Exercise requirements: Review the material line by line. Identify and copy every line that contains the string "removal".

Record set:
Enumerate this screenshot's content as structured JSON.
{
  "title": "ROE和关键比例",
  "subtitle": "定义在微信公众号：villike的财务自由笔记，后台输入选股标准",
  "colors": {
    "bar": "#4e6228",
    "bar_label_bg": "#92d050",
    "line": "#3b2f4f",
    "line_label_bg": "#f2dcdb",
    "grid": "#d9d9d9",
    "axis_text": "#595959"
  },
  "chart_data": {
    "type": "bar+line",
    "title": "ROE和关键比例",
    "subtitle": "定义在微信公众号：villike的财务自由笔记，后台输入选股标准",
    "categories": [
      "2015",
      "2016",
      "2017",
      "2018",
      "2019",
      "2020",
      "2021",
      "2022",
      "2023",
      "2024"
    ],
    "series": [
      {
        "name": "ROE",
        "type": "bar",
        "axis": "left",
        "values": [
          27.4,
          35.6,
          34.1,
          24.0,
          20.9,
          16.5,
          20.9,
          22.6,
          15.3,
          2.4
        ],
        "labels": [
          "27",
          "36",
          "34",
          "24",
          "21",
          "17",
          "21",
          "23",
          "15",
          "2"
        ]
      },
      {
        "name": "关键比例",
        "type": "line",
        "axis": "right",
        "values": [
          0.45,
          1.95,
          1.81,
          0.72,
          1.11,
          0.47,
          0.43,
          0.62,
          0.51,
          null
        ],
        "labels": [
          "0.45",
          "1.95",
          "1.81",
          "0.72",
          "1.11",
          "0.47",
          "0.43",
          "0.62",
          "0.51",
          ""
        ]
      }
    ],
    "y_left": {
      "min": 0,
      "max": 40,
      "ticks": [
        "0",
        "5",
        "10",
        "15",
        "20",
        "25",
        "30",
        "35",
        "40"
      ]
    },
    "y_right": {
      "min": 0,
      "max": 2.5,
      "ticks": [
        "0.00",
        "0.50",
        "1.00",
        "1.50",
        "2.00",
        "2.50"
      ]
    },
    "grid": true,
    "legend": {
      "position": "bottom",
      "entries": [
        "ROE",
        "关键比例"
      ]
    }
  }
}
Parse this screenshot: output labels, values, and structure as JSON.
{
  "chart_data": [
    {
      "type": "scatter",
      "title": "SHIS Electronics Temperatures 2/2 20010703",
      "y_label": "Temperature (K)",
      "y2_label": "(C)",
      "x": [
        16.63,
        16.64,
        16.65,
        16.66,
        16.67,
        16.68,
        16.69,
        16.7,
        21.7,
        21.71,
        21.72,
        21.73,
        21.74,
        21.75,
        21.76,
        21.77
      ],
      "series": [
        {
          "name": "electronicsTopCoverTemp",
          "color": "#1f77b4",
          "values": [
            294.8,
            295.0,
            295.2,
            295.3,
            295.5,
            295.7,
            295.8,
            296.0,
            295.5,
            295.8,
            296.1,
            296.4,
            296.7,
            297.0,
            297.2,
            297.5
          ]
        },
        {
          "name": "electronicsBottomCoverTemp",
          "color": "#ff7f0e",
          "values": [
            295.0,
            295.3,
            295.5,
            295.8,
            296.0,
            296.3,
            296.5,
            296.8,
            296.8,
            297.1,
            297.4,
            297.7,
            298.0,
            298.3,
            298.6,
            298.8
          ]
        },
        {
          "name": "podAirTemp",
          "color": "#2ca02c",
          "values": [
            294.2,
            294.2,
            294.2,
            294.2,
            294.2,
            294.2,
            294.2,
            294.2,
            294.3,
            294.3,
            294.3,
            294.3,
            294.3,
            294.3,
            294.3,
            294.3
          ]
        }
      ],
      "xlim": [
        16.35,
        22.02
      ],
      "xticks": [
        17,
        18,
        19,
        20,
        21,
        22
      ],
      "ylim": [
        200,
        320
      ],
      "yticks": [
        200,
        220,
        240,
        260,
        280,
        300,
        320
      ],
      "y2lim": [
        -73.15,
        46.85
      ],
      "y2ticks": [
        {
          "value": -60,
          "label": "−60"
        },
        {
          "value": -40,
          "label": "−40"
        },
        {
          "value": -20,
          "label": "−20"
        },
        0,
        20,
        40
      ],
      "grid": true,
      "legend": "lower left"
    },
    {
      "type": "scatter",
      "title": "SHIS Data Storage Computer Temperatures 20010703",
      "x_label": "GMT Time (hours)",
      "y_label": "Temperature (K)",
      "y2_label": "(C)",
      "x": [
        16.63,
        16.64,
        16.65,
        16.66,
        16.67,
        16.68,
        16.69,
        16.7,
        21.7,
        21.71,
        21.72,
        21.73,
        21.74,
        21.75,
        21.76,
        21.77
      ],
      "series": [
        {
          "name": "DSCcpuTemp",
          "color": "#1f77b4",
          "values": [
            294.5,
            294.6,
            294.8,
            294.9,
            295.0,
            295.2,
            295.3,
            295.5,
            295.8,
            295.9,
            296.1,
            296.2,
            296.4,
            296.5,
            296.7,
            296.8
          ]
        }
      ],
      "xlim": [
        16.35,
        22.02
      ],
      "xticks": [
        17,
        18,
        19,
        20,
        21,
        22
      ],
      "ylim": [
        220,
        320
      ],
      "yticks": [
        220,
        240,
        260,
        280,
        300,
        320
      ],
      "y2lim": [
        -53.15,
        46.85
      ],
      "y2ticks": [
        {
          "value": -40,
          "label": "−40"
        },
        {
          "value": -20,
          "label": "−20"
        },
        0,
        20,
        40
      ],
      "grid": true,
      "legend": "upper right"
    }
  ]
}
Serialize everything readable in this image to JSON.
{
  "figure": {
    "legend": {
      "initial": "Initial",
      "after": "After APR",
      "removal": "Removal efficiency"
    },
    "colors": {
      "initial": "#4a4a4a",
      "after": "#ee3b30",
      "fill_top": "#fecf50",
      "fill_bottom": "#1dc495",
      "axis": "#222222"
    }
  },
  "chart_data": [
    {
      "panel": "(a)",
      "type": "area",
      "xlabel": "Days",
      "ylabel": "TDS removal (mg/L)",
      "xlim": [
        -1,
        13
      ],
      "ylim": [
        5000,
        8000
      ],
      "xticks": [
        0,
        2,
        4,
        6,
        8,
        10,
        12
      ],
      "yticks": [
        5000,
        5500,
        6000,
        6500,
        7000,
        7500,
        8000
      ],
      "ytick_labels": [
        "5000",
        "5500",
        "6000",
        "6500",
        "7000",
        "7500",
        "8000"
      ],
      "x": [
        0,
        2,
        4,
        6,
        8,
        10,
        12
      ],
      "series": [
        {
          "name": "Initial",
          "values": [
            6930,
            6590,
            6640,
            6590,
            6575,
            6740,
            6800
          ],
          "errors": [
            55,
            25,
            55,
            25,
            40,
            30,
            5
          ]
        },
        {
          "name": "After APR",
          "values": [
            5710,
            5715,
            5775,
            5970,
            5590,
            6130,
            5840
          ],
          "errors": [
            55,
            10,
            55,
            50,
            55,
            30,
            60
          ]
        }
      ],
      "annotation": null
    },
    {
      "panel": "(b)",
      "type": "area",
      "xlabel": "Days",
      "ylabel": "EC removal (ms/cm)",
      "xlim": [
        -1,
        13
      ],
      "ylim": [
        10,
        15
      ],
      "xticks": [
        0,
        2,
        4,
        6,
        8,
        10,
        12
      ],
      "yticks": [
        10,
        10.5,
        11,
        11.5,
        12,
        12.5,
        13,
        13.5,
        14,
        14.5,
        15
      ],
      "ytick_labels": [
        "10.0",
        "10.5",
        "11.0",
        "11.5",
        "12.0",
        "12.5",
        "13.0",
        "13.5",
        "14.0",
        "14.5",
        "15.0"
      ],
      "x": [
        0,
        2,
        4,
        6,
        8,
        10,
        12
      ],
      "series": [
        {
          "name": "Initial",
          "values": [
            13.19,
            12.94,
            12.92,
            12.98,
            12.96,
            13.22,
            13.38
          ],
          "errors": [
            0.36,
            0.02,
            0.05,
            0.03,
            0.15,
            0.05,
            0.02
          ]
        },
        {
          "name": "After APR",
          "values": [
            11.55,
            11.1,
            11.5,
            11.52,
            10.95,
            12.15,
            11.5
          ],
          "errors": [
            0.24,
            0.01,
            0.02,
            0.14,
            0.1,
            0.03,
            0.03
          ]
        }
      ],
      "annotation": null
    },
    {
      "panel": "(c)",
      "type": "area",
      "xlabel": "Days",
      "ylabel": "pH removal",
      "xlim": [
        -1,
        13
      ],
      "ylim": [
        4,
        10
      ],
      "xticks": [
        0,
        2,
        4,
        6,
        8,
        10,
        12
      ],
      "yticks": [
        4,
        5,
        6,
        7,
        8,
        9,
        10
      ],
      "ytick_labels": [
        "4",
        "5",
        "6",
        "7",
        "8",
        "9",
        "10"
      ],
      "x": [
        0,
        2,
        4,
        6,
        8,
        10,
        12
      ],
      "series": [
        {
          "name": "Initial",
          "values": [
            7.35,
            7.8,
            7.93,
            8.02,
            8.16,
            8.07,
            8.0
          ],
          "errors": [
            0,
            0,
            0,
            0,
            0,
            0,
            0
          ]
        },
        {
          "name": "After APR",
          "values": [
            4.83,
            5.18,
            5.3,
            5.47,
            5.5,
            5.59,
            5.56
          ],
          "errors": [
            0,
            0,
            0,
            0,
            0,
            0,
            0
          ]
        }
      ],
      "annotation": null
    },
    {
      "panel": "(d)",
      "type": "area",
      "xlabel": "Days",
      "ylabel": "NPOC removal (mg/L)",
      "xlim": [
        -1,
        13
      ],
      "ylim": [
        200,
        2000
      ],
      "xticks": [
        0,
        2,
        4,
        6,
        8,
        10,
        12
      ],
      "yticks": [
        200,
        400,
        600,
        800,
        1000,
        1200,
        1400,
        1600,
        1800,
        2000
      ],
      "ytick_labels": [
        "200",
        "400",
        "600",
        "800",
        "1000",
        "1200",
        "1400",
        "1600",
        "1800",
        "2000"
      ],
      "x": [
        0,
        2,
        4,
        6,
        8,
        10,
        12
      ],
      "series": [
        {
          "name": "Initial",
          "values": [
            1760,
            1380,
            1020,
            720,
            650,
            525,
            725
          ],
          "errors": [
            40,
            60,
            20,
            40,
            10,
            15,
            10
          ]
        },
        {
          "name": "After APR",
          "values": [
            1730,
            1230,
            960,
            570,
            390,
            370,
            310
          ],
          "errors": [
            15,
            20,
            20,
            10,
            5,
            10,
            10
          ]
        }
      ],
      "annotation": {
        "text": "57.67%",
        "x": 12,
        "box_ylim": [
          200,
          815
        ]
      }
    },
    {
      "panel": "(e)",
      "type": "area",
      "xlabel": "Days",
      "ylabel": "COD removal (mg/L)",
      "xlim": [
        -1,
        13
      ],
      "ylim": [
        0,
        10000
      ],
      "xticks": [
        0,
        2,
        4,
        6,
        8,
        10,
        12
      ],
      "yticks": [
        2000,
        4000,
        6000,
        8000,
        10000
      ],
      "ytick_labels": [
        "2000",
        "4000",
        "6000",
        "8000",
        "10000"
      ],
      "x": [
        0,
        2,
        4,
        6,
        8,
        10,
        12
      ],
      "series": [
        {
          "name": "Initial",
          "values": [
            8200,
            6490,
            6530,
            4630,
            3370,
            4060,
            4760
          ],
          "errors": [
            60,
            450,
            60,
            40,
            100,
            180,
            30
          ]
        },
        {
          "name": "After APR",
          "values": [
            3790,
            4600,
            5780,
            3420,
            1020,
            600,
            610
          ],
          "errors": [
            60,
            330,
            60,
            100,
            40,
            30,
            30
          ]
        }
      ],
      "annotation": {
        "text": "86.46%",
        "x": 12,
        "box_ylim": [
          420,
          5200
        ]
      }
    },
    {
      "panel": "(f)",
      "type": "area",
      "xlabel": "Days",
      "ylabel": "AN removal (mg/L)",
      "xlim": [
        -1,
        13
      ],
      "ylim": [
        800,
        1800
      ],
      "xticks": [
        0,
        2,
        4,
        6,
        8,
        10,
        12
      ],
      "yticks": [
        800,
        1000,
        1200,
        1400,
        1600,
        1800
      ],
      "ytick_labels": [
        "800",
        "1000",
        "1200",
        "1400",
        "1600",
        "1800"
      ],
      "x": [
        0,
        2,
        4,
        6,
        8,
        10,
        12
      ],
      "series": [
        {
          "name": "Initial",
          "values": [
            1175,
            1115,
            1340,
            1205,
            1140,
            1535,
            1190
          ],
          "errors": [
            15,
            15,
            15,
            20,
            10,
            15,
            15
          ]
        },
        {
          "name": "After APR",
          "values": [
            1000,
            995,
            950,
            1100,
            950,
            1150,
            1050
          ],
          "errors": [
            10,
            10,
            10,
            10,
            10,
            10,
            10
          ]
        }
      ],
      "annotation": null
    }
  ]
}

Reply:
      "removal": "Removal efficiency"
      "ylabel": "TDS removal (mg/L)",
      "ylabel": "EC removal (ms/cm)",
      "ylabel": "pH removal",
      "ylabel": "NPOC removal (mg/L)",
      "ylabel": "COD removal (mg/L)",
      "ylabel": "AN removal (mg/L)",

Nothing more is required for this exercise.